## EXERCISE DIRECTIONS
Count the lines that include the string "start", and give only that number.

Chart and figure data
━━━

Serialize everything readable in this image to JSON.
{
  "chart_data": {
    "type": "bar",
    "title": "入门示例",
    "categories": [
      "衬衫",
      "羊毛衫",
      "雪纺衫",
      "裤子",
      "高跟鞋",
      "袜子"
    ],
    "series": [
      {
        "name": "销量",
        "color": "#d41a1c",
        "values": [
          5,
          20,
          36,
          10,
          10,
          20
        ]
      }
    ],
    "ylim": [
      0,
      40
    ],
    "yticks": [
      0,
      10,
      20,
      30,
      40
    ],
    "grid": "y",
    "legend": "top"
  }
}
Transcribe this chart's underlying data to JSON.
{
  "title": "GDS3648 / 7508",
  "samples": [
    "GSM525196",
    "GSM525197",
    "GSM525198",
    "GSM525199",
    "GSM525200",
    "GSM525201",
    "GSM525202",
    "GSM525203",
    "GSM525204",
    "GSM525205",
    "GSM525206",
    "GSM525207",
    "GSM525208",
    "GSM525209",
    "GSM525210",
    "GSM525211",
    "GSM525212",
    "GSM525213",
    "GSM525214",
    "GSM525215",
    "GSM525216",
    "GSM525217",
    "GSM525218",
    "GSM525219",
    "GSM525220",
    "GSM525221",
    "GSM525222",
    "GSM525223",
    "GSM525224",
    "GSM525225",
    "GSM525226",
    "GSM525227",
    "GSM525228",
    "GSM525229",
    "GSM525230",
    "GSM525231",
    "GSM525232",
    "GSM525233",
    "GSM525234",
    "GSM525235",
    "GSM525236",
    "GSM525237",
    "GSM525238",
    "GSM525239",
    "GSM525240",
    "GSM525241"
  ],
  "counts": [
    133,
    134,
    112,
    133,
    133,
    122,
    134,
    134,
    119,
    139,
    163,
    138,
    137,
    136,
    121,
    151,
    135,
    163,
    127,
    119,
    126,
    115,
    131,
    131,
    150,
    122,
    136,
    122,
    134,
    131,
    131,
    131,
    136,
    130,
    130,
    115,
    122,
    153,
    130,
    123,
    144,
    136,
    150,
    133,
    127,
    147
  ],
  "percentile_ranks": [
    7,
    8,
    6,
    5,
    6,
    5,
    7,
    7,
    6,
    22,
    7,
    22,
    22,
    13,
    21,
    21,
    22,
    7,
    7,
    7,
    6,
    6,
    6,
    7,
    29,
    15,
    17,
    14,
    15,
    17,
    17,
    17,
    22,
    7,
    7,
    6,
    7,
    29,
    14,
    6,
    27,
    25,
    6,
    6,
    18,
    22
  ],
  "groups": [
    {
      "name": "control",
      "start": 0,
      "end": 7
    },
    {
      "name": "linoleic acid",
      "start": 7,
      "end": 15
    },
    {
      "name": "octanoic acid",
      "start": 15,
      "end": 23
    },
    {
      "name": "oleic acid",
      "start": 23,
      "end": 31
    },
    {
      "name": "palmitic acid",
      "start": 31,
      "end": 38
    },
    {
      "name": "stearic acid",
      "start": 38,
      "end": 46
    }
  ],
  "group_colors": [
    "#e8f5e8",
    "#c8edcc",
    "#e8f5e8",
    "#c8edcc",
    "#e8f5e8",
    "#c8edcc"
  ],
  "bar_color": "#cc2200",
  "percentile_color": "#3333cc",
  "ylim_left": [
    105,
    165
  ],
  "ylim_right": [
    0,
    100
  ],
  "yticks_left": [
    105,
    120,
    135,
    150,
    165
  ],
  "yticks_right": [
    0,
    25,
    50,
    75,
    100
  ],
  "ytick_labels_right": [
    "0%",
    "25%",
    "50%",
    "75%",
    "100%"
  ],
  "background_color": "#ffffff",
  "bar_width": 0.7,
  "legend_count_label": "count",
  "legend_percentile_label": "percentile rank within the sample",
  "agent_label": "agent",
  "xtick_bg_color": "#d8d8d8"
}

━━━

## SOLUTION TO THIS TASK
6